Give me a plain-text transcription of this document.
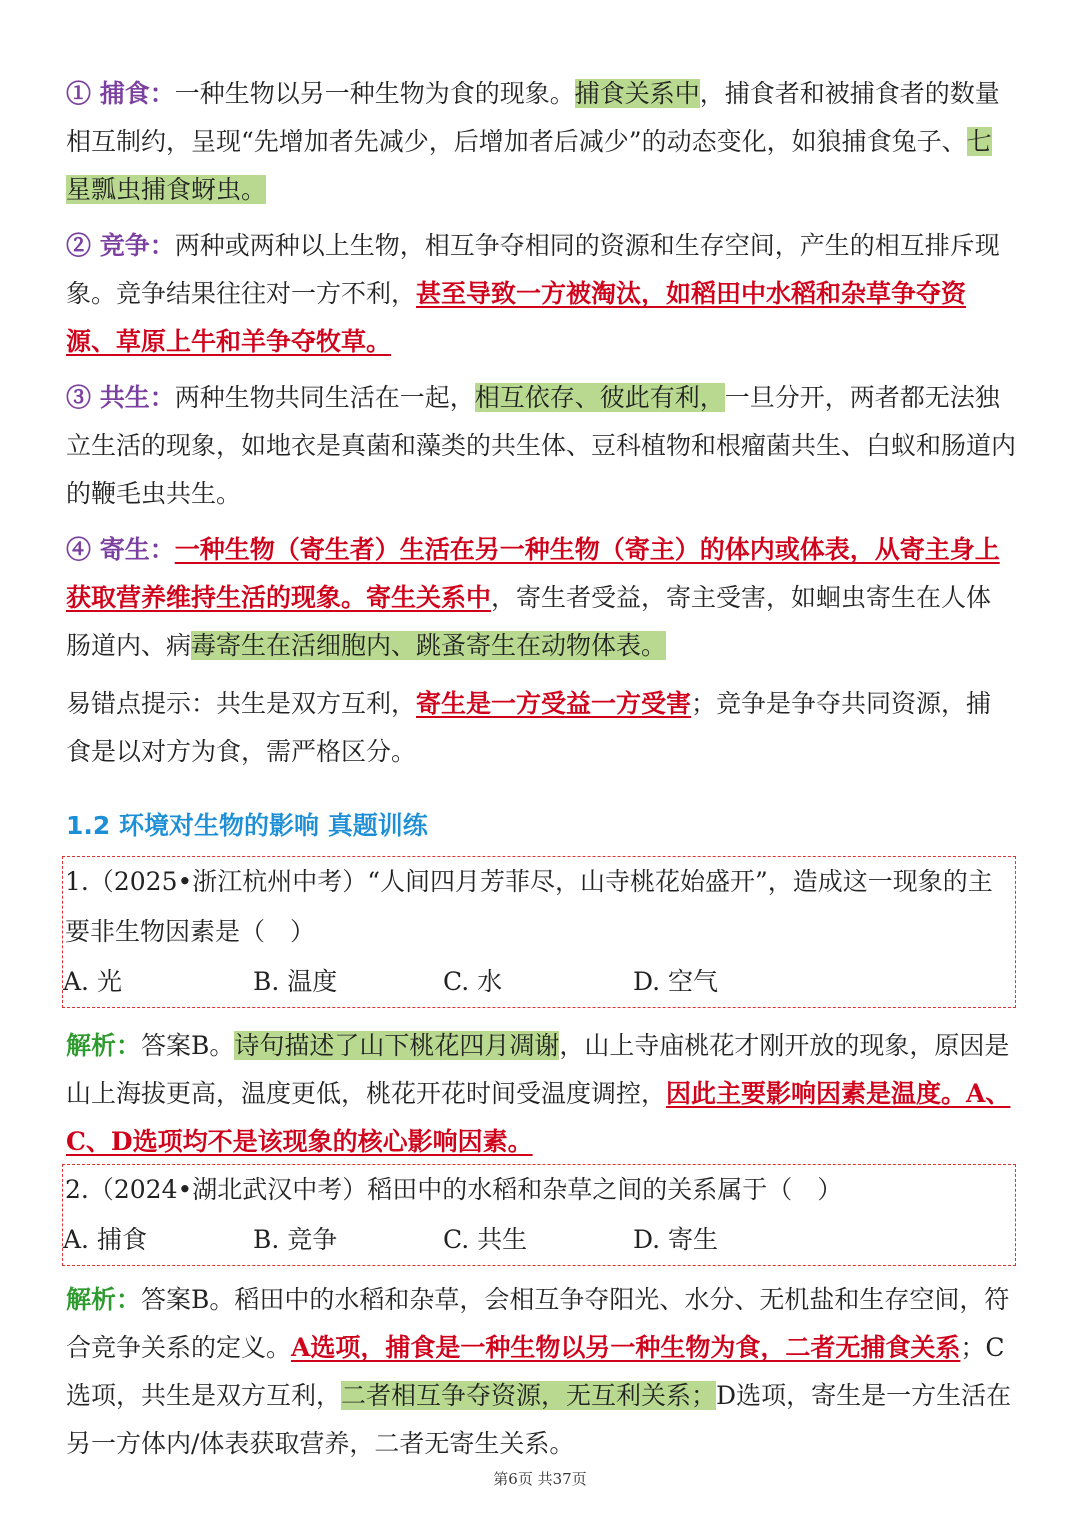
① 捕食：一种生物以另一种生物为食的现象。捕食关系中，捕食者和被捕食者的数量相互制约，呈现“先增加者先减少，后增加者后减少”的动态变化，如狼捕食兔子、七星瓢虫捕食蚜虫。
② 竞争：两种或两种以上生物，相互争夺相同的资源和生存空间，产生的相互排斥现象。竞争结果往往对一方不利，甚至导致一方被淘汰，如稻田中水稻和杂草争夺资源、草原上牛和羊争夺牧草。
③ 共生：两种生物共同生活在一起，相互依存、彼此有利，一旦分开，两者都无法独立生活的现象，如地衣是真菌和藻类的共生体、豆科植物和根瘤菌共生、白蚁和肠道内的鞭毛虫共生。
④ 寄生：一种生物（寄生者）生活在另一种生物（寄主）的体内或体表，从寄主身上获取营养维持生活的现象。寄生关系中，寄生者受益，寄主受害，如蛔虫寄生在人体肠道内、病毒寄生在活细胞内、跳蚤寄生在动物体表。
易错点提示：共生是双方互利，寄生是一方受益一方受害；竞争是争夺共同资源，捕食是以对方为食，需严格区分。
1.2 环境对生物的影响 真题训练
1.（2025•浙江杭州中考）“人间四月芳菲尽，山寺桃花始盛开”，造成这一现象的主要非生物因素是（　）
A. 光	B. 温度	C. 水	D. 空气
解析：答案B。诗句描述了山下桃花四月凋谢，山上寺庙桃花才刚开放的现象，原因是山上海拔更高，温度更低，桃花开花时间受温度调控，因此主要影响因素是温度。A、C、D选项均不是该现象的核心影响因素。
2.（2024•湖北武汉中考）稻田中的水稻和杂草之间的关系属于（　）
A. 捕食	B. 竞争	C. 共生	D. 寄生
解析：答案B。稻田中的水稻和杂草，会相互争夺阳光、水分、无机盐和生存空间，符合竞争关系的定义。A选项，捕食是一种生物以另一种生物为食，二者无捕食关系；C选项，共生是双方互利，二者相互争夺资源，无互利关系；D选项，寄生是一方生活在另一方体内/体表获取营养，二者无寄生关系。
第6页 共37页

....

→ **Request**
Keep the pictures out and write out the records exactly.

→ **Complete response**
Give me a plain-text transcription of this document.
① 捕食：一种生物以另一种生物为食的现象。捕食关系中，捕食者和被捕食者的数量相互制约，呈现“先增加者先减少，后增加者后减少”的动态变化，如狼捕食兔子、七星瓢虫捕食蚜虫。
② 竞争：两种或两种以上生物，相互争夺相同的资源和生存空间，产生的相互排斥现象。竞争结果往往对一方不利，甚至导致一方被淘汰，如稻田中水稻和杂草争夺资源、草原上牛和羊争夺牧草。
③ 共生：两种生物共同生活在一起，相互依存、彼此有利，一旦分开，两者都无法独立生活的现象，如地衣是真菌和藻类的共生体、豆科植物和根瘤菌共生、白蚁和肠道内的鞭毛虫共生。
④ 寄生：一种生物（寄生者）生活在另一种生物（寄主）的体内或体表，从寄主身上获取营养维持生活的现象。寄生关系中，寄生者受益，寄主受害，如蛔虫寄生在人体肠道内、病毒寄生在活细胞内、跳蚤寄生在动物体表。
易错点提示：共生是双方互利，寄生是一方受益一方受害；竞争是争夺共同资源，捕食是以对方为食，需严格区分。
1.2 环境对生物的影响 真题训练
1.（2025•浙江杭州中考）“人间四月芳菲尽，山寺桃花始盛开”，造成这一现象的主要非生物因素是（　）
A. 光	B. 温度	C. 水	D. 空气
解析：答案B。诗句描述了山下桃花四月凋谢，山上寺庙桃花才刚开放的现象，原因是山上海拔更高，温度更低，桃花开花时间受温度调控，因此主要影响因素是温度。A、C、D选项均不是该现象的核心影响因素。
2.（2024•湖北武汉中考）稻田中的水稻和杂草之间的关系属于（　）
A. 捕食	B. 竞争	C. 共生	D. 寄生
解析：答案B。稻田中的水稻和杂草，会相互争夺阳光、水分、无机盐和生存空间，符合竞争关系的定义。A选项，捕食是一种生物以另一种生物为食，二者无捕食关系；C选项，共生是双方互利，二者相互争夺资源，无互利关系；D选项，寄生是一方生活在另一方体内/体表获取营养，二者无寄生关系。
第6页 共37页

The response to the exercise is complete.